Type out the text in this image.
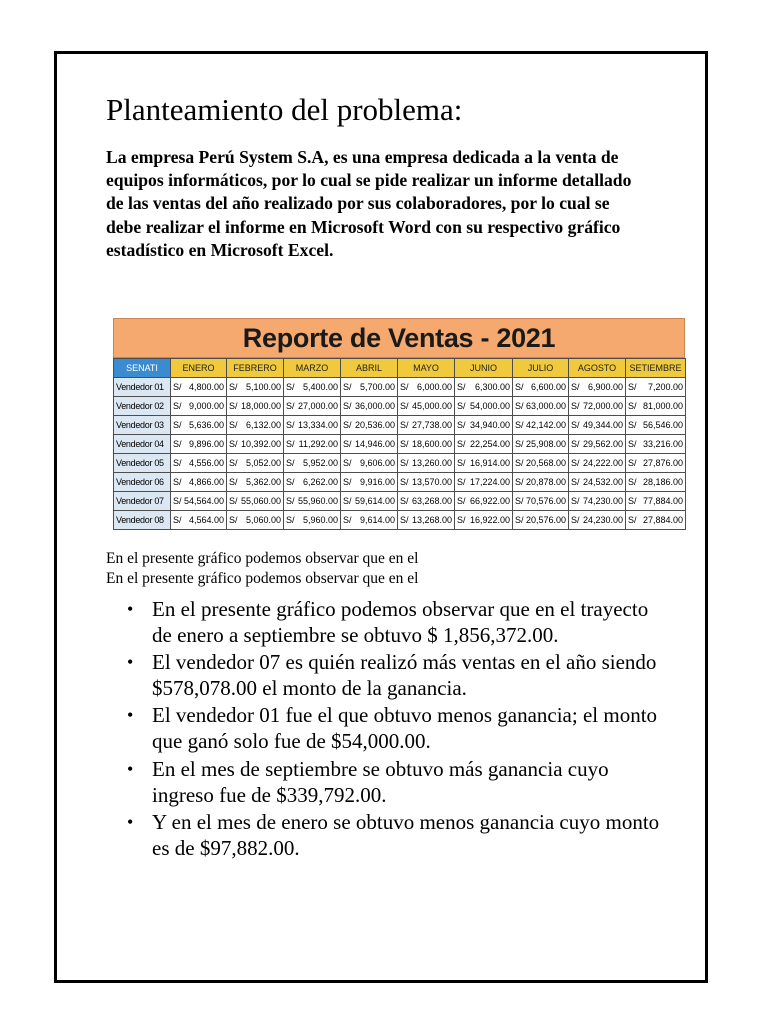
Planteamiento del problema:

La empresa Perú System S.A, es una empresa dedicada a la venta de equipos informáticos, por lo cual se pide realizar un informe detallado de las ventas del año realizado por sus colaboradores, por lo cual se debe realizar el informe en Microsoft Word con su respectivo gráfico estadístico en Microsoft Excel.

Reporte de Ventas - 2021
SENATI	ENERO	FEBRERO	MARZO	ABRIL	MAYO	JUNIO	JULIO	AGOSTO	SETIEMBRE
Vendedor 01	S/ 4,800.00	S/ 5,100.00	S/ 5,400.00	S/ 5,700.00	S/ 6,000.00	S/ 6,300.00	S/ 6,600.00	S/ 6,900.00	S/ 7,200.00

Vendedor 02	S/ 9,000.00	S/ 18,000.00	S/ 27,000.00	S/ 36,000.00	S/ 45,000.00	S/ 54,000.00	S/ 63,000.00	S/ 72,000.00	S/ 81,000.00

Vendedor 03	S/ 5,636.00	S/ 6,132.00	S/ 13,334.00	S/ 20,536.00	S/ 27,738.00	S/ 34,940.00	S/ 42,142.00	S/ 49,344.00	S/ 56,546.00

Vendedor 04	S/ 9,896.00	S/ 10,392.00	S/ 11,292.00	S/ 14,946.00	S/ 18,600.00	S/ 22,254.00	S/ 25,908.00	S/ 29,562.00	S/ 33,216.00

Vendedor 05	S/ 4,556.00	S/ 5,052.00	S/ 5,952.00	S/ 9,606.00	S/ 13,260.00	S/ 16,914.00	S/ 20,568.00	S/ 24,222.00	S/ 27,876.00

Vendedor 06	S/ 4,866.00	S/ 5,362.00	S/ 6,262.00	S/ 9,916.00	S/ 13,570.00	S/ 17,224.00	S/ 20,878.00	S/ 24,532.00	S/ 28,186.00

Vendedor 07	S/ 54,564.00	S/ 55,060.00	S/ 55,960.00	S/ 59,614.00	S/ 63,268.00	S/ 66,922.00	S/ 70,576.00	S/ 74,230.00	S/ 77,884.00

Vendedor 08	S/ 4,564.00	S/ 5,060.00	S/ 5,960.00	S/ 9,614.00	S/ 13,268.00	S/ 16,922.00	S/ 20,576.00	S/ 24,230.00	S/ 27,884.00

En el presente gráfico podemos observar que en el

En el presente gráfico podemos observar que en el

• En el presente gráfico podemos observar que en el trayecto de enero a septiembre se obtuvo $ 1,856,372.00.
• El vendedor 07 es quién realizó más ventas en el año siendo $578,078.00 el monto de la ganancia.
• El vendedor 01 fue el que obtuvo menos ganancia; el monto que ganó solo fue de $54,000.00.
• En el mes de septiembre se obtuvo más ganancia cuyo ingreso fue de $339,792.00.
• Y en el mes de enero se obtuvo menos ganancia cuyo monto es de $97,882.00.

◇ ◇ ◇ ◇

Omit the pictures and output all of the other material exactly.

Type out the text in this image.
Planteamiento del problema:

La empresa Perú System S.A, es una empresa dedicada a la venta de equipos informáticos, por lo cual se pide realizar un informe detallado de las ventas del año realizado por sus colaboradores, por lo cual se debe realizar el informe en Microsoft Word con su respectivo gráfico estadístico en Microsoft Excel.

Reporte de Ventas - 2021
SENATI	ENERO	FEBRERO	MARZO	ABRIL	MAYO	JUNIO	JULIO	AGOSTO	SETIEMBRE
Vendedor 01	S/ 4,800.00	S/ 5,100.00	S/ 5,400.00	S/ 5,700.00	S/ 6,000.00	S/ 6,300.00	S/ 6,600.00	S/ 6,900.00	S/ 7,200.00

Vendedor 02	S/ 9,000.00	S/ 18,000.00	S/ 27,000.00	S/ 36,000.00	S/ 45,000.00	S/ 54,000.00	S/ 63,000.00	S/ 72,000.00	S/ 81,000.00

Vendedor 03	S/ 5,636.00	S/ 6,132.00	S/ 13,334.00	S/ 20,536.00	S/ 27,738.00	S/ 34,940.00	S/ 42,142.00	S/ 49,344.00	S/ 56,546.00

Vendedor 04	S/ 9,896.00	S/ 10,392.00	S/ 11,292.00	S/ 14,946.00	S/ 18,600.00	S/ 22,254.00	S/ 25,908.00	S/ 29,562.00	S/ 33,216.00

Vendedor 05	S/ 4,556.00	S/ 5,052.00	S/ 5,952.00	S/ 9,606.00	S/ 13,260.00	S/ 16,914.00	S/ 20,568.00	S/ 24,222.00	S/ 27,876.00

Vendedor 06	S/ 4,866.00	S/ 5,362.00	S/ 6,262.00	S/ 9,916.00	S/ 13,570.00	S/ 17,224.00	S/ 20,878.00	S/ 24,532.00	S/ 28,186.00

Vendedor 07	S/ 54,564.00	S/ 55,060.00	S/ 55,960.00	S/ 59,614.00	S/ 63,268.00	S/ 66,922.00	S/ 70,576.00	S/ 74,230.00	S/ 77,884.00

Vendedor 08	S/ 4,564.00	S/ 5,060.00	S/ 5,960.00	S/ 9,614.00	S/ 13,268.00	S/ 16,922.00	S/ 20,576.00	S/ 24,230.00	S/ 27,884.00

En el presente gráfico podemos observar que en el

En el presente gráfico podemos observar que en el

• En el presente gráfico podemos observar que en el trayecto de enero a septiembre se obtuvo $ 1,856,372.00.
• El vendedor 07 es quién realizó más ventas en el año siendo $578,078.00 el monto de la ganancia.
• El vendedor 01 fue el que obtuvo menos ganancia; el monto que ganó solo fue de $54,000.00.
• En el mes de septiembre se obtuvo más ganancia cuyo ingreso fue de $339,792.00.
• Y en el mes de enero se obtuvo menos ganancia cuyo monto es de $97,882.00.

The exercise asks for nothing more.